### TASK GOAL
From the records below, print only the part that opens with the line containing "Output a JSON" and closes with the line containing "Enumerate this screenshot's"; omit the pictures.

### DATASET ENTRIES
[START]

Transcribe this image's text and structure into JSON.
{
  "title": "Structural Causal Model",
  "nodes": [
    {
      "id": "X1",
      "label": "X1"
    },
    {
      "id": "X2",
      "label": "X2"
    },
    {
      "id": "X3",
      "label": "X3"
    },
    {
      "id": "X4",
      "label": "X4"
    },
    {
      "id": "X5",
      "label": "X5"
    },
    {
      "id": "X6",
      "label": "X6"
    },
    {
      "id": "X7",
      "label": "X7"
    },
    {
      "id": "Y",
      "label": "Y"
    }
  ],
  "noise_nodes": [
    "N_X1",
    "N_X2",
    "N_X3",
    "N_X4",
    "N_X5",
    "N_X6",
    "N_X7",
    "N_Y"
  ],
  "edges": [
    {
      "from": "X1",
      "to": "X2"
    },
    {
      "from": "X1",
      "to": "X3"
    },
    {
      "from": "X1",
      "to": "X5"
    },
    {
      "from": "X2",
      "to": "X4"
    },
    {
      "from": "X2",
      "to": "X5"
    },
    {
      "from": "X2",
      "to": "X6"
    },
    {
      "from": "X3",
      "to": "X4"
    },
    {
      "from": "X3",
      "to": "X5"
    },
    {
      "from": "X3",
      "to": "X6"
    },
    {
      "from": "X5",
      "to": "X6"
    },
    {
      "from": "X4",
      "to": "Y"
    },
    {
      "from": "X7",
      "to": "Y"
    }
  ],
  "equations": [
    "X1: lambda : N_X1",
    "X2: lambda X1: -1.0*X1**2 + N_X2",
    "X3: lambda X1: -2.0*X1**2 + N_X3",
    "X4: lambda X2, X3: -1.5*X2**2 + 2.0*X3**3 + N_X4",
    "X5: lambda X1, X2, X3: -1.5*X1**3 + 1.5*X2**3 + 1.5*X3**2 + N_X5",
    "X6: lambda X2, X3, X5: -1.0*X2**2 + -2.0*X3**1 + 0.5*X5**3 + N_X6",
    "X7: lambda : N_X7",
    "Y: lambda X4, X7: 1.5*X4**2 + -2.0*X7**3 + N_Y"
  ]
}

[END]
[START]

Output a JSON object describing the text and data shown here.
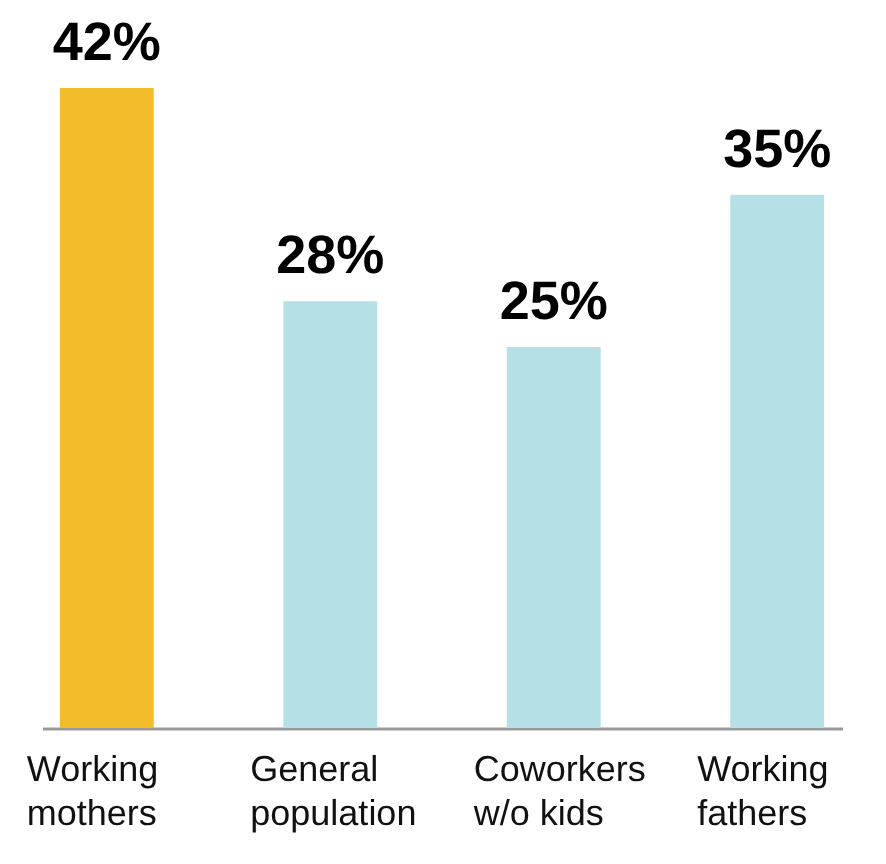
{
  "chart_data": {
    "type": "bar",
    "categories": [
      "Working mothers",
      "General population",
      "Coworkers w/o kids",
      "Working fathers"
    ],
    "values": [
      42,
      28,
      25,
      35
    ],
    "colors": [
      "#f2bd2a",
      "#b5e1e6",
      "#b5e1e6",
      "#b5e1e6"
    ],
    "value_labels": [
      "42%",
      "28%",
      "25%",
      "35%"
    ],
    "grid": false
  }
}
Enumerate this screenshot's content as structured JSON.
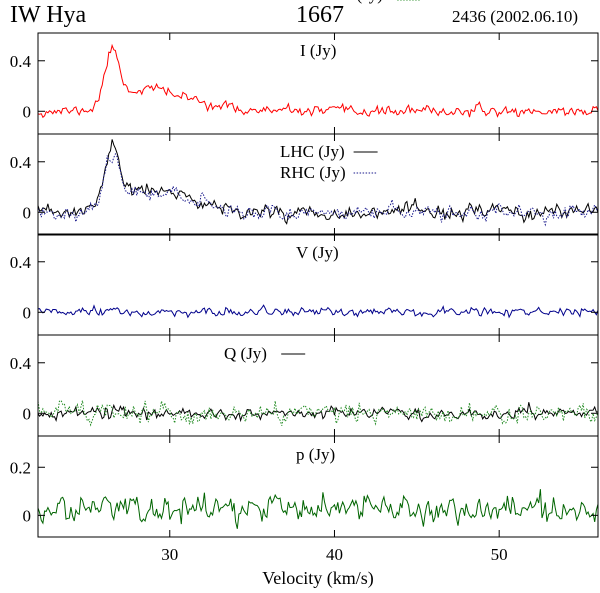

[END]

### OUTPUT
Output a JSON object describing the text and data shown here.
{
  "chart_data": {
    "type": "bar",
    "categories": [
      "Working mothers",
      "General population",
      "Coworkers w/o kids",
      "Working fathers"
    ],
    "values": [
      42,
      28,
      25,
      35
    ],
    "colors": [
      "#f2bd2a",
      "#b5e1e6",
      "#b5e1e6",
      "#b5e1e6"
    ],
    "value_labels": [
      "42%",
      "28%",
      "25%",
      "35%"
    ],
    "grid": false
  }
}
Enumerate this screenshot's content as structured JSON.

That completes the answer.